Entries from a visual dataset
"""

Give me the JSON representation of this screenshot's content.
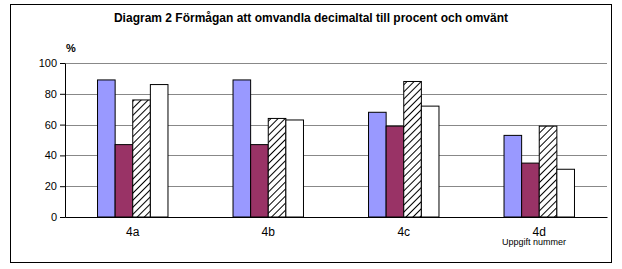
{
  "chart_data": {
    "type": "bar",
    "title": "Diagram 2 Förmågan att omvandla decimaltal till procent och omvänt",
    "y_label": "%",
    "x_label": "Uppgift nummer",
    "categories": [
      "4a",
      "4b",
      "4c",
      "4d"
    ],
    "series": [
      {
        "color": "#9999ff",
        "values": [
          89,
          89,
          68,
          53
        ]
      },
      {
        "color": "#993366",
        "values": [
          47,
          47,
          59,
          35
        ]
      },
      {
        "color": "#ffffff",
        "line_style": "hatched",
        "values": [
          76,
          64,
          88,
          59
        ]
      },
      {
        "color": "#ffffff",
        "values": [
          86,
          63,
          72,
          31
        ]
      }
    ],
    "ylim": [
      0,
      100
    ],
    "yticks": [
      0,
      20,
      40,
      60,
      80,
      100
    ],
    "grid": true
  }
}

"""

[Problem requirements] Pick out lines containing the word "color", each one as written.

[Solution to the exercise]
        "color": "#9999ff",
        "color": "#993366",
        "color": "#ffffff",
        "color": "#ffffff",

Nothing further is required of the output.